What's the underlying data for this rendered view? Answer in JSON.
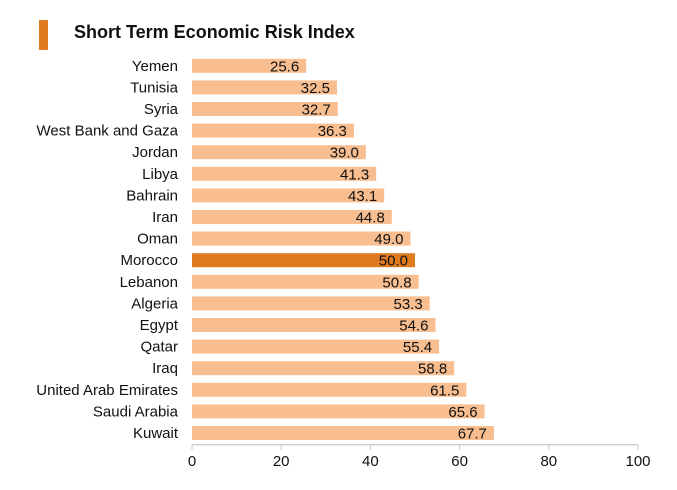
{
  "chart_data": {
    "type": "bar",
    "orientation": "horizontal",
    "title": "Short Term Economic Risk Index",
    "categories": [
      "Yemen",
      "Tunisia",
      "Syria",
      "West Bank and Gaza",
      "Jordan",
      "Libya",
      "Bahrain",
      "Iran",
      "Oman",
      "Morocco",
      "Lebanon",
      "Algeria",
      "Egypt",
      "Qatar",
      "Iraq",
      "United Arab Emirates",
      "Saudi Arabia",
      "Kuwait"
    ],
    "values": [
      25.6,
      32.5,
      32.7,
      36.3,
      39.0,
      41.3,
      43.1,
      44.8,
      49.0,
      50.0,
      50.8,
      53.3,
      54.6,
      55.4,
      58.8,
      61.5,
      65.6,
      67.7
    ],
    "value_labels": [
      "25.6",
      "32.5",
      "32.7",
      "36.3",
      "39.0",
      "41.3",
      "43.1",
      "44.8",
      "49.0",
      "50.0",
      "50.8",
      "53.3",
      "54.6",
      "55.4",
      "58.8",
      "61.5",
      "65.6",
      "67.7"
    ],
    "highlight": "Morocco",
    "xlim": [
      0,
      100
    ],
    "xticks": [
      0,
      20,
      40,
      60,
      80,
      100
    ],
    "xlabel": "",
    "ylabel": "",
    "grid": false,
    "colors": {
      "bar": "#f8be90",
      "highlight": "#e07a1f",
      "accent": "#e07a1f",
      "axis": "#bfbfbf",
      "text": "#111111"
    }
  }
}
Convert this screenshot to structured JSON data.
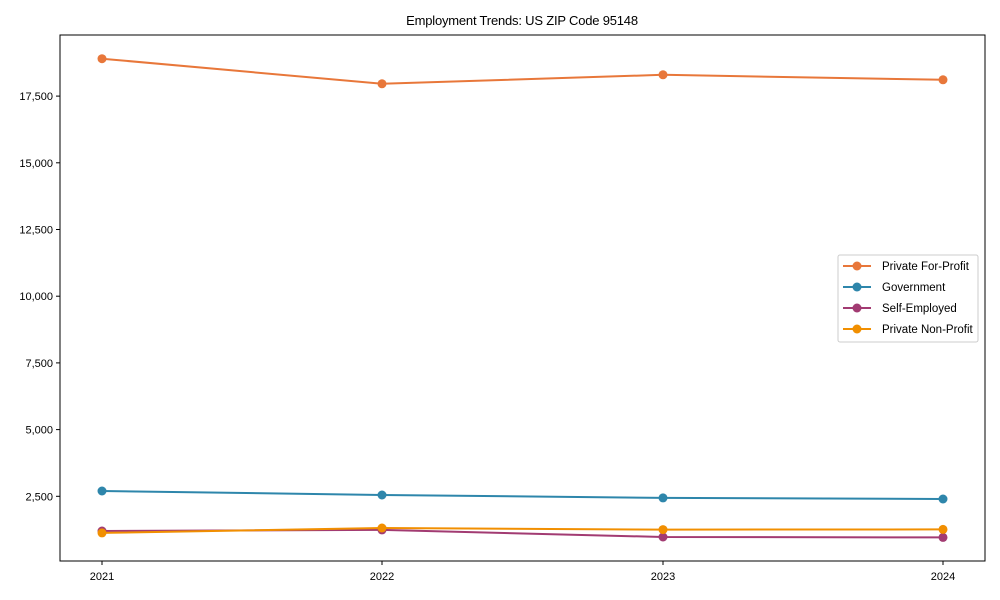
{
  "chart_data": {
    "type": "line",
    "title": "Employment Trends: US ZIP Code 95148",
    "xlabel": "",
    "ylabel": "",
    "x": [
      "2021",
      "2022",
      "2023",
      "2024"
    ],
    "series": [
      {
        "name": "Private For-Profit",
        "color": "#E8773A",
        "values": [
          18900,
          17960,
          18300,
          18110
        ]
      },
      {
        "name": "Government",
        "color": "#2E86AB",
        "values": [
          2700,
          2550,
          2440,
          2400
        ]
      },
      {
        "name": "Self-Employed",
        "color": "#A23B72",
        "values": [
          1200,
          1240,
          975,
          960
        ]
      },
      {
        "name": "Private Non-Profit",
        "color": "#F18F01",
        "values": [
          1130,
          1310,
          1250,
          1260
        ]
      }
    ],
    "yticks": [
      2500,
      5000,
      7500,
      10000,
      12500,
      15000,
      17500
    ],
    "ytick_labels": [
      "2,500",
      "5,000",
      "7,500",
      "10,000",
      "12,500",
      "15,000",
      "17,500"
    ],
    "ylim": [
      0,
      19730
    ],
    "grid": false,
    "legend_position": "center right"
  }
}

****************

> _What you have to do_: Write out all the entries again, word for word, and print no images.

> _Task result_:
What's the underlying data for this rendered view? Answer in JSON.
{
  "chart_data": {
    "type": "bar",
    "orientation": "horizontal",
    "title": "Short Term Economic Risk Index",
    "categories": [
      "Yemen",
      "Tunisia",
      "Syria",
      "West Bank and Gaza",
      "Jordan",
      "Libya",
      "Bahrain",
      "Iran",
      "Oman",
      "Morocco",
      "Lebanon",
      "Algeria",
      "Egypt",
      "Qatar",
      "Iraq",
      "United Arab Emirates",
      "Saudi Arabia",
      "Kuwait"
    ],
    "values": [
      25.6,
      32.5,
      32.7,
      36.3,
      39.0,
      41.3,
      43.1,
      44.8,
      49.0,
      50.0,
      50.8,
      53.3,
      54.6,
      55.4,
      58.8,
      61.5,
      65.6,
      67.7
    ],
    "value_labels": [
      "25.6",
      "32.5",
      "32.7",
      "36.3",
      "39.0",
      "41.3",
      "43.1",
      "44.8",
      "49.0",
      "50.0",
      "50.8",
      "53.3",
      "54.6",
      "55.4",
      "58.8",
      "61.5",
      "65.6",
      "67.7"
    ],
    "highlight": "Morocco",
    "xlim": [
      0,
      100
    ],
    "xticks": [
      0,
      20,
      40,
      60,
      80,
      100
    ],
    "xlabel": "",
    "ylabel": "",
    "grid": false,
    "colors": {
      "bar": "#f8be90",
      "highlight": "#e07a1f",
      "accent": "#e07a1f",
      "axis": "#bfbfbf",
      "text": "#111111"
    }
  }
}
Convert this screenshot to structured JSON data.
{
  "chart_data": {
    "type": "line",
    "title": "Employment Trends: US ZIP Code 95148",
    "xlabel": "",
    "ylabel": "",
    "x": [
      "2021",
      "2022",
      "2023",
      "2024"
    ],
    "series": [
      {
        "name": "Private For-Profit",
        "color": "#E8773A",
        "values": [
          18900,
          17960,
          18300,
          18110
        ]
      },
      {
        "name": "Government",
        "color": "#2E86AB",
        "values": [
          2700,
          2550,
          2440,
          2400
        ]
      },
      {
        "name": "Self-Employed",
        "color": "#A23B72",
        "values": [
          1200,
          1240,
          975,
          960
        ]
      },
      {
        "name": "Private Non-Profit",
        "color": "#F18F01",
        "values": [
          1130,
          1310,
          1250,
          1260
        ]
      }
    ],
    "yticks": [
      2500,
      5000,
      7500,
      10000,
      12500,
      15000,
      17500
    ],
    "ytick_labels": [
      "2,500",
      "5,000",
      "7,500",
      "10,000",
      "12,500",
      "15,000",
      "17,500"
    ],
    "ylim": [
      0,
      19730
    ],
    "grid": false,
    "legend_position": "center right"
  }
}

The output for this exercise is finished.